[Records about charts and figures]
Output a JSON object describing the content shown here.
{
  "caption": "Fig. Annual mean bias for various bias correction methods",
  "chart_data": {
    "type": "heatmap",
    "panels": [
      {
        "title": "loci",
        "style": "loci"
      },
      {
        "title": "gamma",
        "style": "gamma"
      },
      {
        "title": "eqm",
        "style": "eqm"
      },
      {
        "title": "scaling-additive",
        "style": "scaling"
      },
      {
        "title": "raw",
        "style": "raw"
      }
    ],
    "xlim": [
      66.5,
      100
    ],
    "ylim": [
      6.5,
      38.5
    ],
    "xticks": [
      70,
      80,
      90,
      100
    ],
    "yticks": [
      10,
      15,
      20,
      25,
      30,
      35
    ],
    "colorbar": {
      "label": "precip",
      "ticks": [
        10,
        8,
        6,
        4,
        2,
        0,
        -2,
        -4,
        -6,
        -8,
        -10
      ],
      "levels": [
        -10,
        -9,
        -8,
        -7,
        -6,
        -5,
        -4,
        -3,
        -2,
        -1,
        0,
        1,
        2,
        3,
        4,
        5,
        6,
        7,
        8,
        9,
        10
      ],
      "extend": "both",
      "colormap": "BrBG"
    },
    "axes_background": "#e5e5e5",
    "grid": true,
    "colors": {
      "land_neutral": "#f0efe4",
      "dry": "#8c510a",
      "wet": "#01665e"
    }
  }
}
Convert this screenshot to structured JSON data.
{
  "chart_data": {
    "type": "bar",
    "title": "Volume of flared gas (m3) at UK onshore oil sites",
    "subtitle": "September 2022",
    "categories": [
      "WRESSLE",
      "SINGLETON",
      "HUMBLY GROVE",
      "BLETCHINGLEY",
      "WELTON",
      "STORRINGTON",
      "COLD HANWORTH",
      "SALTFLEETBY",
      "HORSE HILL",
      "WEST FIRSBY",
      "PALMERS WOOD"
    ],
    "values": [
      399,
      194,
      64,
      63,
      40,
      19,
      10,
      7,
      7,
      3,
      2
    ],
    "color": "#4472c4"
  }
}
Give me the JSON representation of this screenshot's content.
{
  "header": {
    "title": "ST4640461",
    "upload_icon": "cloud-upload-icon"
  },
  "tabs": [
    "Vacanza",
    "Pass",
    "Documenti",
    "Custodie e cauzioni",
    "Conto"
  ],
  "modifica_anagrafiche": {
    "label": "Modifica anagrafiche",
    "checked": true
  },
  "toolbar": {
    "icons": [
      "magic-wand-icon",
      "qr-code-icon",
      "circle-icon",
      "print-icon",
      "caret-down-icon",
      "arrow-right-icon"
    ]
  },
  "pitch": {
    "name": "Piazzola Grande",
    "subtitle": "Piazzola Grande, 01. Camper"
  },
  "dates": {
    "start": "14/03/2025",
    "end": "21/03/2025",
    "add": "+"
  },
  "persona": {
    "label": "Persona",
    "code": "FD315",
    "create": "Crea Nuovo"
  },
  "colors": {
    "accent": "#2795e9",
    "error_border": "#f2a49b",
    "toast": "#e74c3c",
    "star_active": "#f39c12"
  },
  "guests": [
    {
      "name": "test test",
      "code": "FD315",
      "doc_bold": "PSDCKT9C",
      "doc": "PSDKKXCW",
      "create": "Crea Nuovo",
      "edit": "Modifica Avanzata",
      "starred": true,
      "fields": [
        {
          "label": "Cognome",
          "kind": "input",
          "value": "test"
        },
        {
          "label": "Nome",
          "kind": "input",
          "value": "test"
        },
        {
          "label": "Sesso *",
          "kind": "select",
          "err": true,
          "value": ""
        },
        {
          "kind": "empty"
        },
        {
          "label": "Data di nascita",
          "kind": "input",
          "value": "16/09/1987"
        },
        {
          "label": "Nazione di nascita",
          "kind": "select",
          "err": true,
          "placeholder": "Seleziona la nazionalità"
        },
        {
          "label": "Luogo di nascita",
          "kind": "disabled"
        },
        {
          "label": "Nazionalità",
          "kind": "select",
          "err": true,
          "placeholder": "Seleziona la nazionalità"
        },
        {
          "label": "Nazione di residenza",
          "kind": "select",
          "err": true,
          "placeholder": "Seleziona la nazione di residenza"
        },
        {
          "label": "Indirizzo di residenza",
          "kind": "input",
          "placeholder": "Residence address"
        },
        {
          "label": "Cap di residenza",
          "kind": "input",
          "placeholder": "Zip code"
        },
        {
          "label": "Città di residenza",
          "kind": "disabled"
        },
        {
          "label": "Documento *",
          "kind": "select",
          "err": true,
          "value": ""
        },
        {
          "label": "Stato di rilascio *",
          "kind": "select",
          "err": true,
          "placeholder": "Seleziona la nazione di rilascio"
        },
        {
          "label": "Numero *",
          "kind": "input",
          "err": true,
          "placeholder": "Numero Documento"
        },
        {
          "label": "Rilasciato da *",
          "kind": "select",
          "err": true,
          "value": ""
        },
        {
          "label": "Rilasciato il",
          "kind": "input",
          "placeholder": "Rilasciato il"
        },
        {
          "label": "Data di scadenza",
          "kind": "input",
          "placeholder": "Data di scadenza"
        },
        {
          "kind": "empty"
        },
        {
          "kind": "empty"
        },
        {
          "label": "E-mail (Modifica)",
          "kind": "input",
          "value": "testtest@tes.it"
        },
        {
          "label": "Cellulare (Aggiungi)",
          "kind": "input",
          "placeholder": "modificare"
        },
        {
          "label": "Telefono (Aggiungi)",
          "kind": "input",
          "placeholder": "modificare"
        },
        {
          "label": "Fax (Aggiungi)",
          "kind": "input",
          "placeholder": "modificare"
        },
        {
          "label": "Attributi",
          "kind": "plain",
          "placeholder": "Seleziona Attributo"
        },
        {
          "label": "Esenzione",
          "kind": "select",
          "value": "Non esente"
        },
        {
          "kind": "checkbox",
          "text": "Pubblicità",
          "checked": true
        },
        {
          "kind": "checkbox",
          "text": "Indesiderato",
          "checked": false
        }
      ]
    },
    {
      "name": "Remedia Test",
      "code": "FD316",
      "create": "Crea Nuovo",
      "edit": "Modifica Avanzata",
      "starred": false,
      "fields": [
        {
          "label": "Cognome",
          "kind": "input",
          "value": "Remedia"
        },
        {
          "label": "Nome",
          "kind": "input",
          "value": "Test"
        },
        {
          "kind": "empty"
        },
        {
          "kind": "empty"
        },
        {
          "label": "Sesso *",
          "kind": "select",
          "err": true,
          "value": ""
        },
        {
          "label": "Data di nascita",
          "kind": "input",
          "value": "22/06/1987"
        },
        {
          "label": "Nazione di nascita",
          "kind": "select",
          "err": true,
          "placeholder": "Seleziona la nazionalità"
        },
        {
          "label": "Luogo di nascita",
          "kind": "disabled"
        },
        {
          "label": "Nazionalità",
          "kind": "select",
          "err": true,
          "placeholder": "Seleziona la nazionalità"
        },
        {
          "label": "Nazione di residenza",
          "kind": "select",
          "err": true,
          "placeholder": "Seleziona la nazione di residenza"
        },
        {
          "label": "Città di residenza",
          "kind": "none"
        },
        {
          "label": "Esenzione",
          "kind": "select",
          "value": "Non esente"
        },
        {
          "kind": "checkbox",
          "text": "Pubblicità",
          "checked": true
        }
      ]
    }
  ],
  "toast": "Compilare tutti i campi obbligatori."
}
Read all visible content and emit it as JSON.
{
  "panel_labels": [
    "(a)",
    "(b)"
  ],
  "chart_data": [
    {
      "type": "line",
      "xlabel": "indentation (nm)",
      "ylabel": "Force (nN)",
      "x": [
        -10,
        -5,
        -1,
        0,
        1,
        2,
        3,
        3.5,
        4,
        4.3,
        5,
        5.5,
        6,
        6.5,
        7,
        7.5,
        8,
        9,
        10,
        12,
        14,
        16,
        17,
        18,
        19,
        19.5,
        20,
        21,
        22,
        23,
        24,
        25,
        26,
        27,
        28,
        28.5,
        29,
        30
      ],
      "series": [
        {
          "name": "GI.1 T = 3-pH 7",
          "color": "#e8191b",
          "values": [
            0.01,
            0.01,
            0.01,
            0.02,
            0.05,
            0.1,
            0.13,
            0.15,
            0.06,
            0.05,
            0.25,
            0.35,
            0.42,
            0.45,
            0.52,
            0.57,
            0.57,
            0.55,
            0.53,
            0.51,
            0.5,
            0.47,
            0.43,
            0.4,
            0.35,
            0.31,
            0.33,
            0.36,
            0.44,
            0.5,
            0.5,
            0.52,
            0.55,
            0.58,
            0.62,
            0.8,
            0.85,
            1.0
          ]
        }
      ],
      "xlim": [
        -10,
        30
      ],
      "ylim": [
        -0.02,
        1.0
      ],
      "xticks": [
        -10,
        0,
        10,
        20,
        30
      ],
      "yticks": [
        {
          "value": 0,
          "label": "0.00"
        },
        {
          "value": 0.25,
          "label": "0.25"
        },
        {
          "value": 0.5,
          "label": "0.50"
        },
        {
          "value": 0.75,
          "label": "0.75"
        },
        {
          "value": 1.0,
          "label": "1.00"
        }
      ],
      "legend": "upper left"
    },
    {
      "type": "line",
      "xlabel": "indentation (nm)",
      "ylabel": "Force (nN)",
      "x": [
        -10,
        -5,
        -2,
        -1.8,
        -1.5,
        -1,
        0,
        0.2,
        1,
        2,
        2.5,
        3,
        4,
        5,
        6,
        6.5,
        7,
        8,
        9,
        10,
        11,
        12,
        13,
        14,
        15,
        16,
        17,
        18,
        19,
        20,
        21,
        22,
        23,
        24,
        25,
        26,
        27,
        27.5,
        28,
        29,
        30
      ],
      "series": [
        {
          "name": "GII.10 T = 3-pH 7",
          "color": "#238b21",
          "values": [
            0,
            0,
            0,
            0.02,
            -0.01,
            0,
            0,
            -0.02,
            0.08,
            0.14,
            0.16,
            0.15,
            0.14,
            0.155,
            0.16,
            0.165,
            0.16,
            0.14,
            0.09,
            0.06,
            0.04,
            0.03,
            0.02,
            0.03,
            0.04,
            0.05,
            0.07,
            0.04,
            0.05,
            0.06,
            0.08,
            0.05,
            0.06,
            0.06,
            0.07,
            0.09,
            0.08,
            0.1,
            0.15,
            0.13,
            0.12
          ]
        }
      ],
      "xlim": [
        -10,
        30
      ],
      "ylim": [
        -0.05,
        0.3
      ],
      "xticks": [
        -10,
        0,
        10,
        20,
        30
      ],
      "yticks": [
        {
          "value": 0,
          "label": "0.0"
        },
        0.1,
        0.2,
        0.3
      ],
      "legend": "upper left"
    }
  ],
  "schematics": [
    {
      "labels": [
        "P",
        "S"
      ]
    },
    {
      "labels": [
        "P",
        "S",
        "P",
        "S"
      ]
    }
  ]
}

● **Directions**
Only lines holding the string "rilascio" are wanted; gather each one from the entries above.

● **Task solution**
          "label": "Stato di rilascio *",
          "placeholder": "Seleziona la nazione di rilascio"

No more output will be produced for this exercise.